* Begin GIVEN RECORDS *

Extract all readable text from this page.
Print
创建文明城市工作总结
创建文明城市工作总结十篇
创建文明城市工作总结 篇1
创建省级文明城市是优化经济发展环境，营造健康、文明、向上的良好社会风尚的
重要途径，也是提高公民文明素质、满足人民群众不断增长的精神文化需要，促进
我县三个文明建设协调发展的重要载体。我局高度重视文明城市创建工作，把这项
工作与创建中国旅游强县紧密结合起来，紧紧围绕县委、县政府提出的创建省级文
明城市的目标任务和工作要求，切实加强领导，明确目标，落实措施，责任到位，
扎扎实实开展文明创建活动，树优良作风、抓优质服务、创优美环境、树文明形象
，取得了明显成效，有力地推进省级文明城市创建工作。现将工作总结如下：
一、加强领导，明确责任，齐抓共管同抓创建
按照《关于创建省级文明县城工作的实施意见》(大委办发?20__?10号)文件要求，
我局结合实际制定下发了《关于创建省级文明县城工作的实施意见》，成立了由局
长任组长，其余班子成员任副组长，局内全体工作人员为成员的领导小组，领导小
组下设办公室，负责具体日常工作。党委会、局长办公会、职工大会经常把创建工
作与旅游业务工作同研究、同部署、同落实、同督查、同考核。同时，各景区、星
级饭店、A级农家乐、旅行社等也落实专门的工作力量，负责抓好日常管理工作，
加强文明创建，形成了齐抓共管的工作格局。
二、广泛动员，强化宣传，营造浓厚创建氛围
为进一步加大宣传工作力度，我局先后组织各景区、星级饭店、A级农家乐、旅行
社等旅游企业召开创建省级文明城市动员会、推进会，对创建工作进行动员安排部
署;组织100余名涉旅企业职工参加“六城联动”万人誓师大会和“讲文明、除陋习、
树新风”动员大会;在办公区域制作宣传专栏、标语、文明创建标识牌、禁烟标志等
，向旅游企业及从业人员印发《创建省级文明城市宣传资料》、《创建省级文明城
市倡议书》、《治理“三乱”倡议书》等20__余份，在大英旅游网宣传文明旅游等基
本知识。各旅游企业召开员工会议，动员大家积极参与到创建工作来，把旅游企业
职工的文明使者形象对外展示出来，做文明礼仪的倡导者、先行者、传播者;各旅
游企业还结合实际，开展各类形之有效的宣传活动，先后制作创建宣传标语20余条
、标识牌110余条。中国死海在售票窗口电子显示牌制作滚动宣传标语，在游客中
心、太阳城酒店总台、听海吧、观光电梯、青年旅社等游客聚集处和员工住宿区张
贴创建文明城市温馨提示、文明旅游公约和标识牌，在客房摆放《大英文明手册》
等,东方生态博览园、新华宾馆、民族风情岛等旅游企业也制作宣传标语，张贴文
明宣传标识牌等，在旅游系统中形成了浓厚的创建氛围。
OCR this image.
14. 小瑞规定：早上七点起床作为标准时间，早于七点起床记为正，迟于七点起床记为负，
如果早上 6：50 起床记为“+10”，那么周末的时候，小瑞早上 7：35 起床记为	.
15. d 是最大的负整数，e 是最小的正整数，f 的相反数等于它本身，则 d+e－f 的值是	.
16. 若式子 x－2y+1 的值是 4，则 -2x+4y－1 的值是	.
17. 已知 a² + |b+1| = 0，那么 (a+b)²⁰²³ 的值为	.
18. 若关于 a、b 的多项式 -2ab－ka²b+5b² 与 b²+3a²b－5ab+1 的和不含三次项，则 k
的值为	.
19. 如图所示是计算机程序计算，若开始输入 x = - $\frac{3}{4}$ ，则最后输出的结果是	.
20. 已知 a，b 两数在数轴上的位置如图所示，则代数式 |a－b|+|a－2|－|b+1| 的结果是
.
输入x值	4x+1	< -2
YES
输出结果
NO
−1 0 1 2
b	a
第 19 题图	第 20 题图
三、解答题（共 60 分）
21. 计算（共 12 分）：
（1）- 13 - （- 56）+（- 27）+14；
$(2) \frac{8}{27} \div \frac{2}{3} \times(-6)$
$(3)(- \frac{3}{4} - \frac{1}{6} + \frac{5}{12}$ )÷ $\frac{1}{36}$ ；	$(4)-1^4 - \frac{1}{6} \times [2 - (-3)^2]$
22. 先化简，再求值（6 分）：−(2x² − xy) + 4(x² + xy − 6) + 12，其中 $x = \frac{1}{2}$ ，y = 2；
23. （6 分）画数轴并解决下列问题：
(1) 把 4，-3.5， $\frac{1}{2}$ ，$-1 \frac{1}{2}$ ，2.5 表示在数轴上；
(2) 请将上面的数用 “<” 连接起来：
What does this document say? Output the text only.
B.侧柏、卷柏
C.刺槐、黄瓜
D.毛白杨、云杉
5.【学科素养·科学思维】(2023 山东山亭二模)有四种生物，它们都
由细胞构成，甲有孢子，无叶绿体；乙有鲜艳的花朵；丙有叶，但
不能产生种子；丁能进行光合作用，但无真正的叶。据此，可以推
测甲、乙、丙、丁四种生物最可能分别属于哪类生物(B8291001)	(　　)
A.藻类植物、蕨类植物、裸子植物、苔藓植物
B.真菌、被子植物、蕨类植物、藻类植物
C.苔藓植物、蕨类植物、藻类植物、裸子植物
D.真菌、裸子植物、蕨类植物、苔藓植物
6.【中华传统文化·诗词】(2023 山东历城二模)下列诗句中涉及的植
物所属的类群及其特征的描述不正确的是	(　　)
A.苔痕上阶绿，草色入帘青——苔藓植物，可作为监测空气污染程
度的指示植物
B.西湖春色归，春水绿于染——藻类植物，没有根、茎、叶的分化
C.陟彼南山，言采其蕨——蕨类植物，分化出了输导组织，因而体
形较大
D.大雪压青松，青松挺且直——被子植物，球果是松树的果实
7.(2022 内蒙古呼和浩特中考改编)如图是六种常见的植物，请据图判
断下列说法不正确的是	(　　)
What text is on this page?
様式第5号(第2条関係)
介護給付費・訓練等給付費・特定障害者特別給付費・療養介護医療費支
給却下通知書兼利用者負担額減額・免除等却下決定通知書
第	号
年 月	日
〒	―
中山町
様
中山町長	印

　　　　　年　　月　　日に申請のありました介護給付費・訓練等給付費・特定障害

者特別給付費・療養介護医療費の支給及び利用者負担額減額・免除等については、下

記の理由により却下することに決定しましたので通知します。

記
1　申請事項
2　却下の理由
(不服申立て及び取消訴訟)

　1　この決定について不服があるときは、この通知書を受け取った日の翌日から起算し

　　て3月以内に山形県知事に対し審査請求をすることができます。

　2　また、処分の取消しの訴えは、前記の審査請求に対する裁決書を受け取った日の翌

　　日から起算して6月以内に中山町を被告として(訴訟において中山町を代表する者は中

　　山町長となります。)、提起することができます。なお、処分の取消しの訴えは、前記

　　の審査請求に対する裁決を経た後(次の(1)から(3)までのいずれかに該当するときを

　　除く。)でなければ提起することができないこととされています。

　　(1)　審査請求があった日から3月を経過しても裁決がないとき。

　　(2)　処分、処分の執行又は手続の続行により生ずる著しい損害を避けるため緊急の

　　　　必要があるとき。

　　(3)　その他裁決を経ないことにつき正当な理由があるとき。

* End GIVEN RECORDS *

Transcribe only the trailing portion of the entries above: the line that contains "What text is on this page?" and each line after it.

### EXPECTED ANSWER
What text is on this page?
様式第5号(第2条関係)
介護給付費・訓練等給付費・特定障害者特別給付費・療養介護医療費支
給却下通知書兼利用者負担額減額・免除等却下決定通知書
第	号
年 月	日
〒	―
中山町
様
中山町長	印

　　　　　年　　月　　日に申請のありました介護給付費・訓練等給付費・特定障害

者特別給付費・療養介護医療費の支給及び利用者負担額減額・免除等については、下

記の理由により却下することに決定しましたので通知します。

記
1　申請事項
2　却下の理由
(不服申立て及び取消訴訟)

　1　この決定について不服があるときは、この通知書を受け取った日の翌日から起算し

　　て3月以内に山形県知事に対し審査請求をすることができます。

　2　また、処分の取消しの訴えは、前記の審査請求に対する裁決書を受け取った日の翌

　　日から起算して6月以内に中山町を被告として(訴訟において中山町を代表する者は中

　　山町長となります。)、提起することができます。なお、処分の取消しの訴えは、前記

　　の審査請求に対する裁決を経た後(次の(1)から(3)までのいずれかに該当するときを

　　除く。)でなければ提起することができないこととされています。

　　(1)　審査請求があった日から3月を経過しても裁決がないとき。

　　(2)　処分、処分の執行又は手続の続行により生ずる著しい損害を避けるため緊急の

　　　　必要があるとき。

　　(3)　その他裁決を経ないことにつき正当な理由があるとき。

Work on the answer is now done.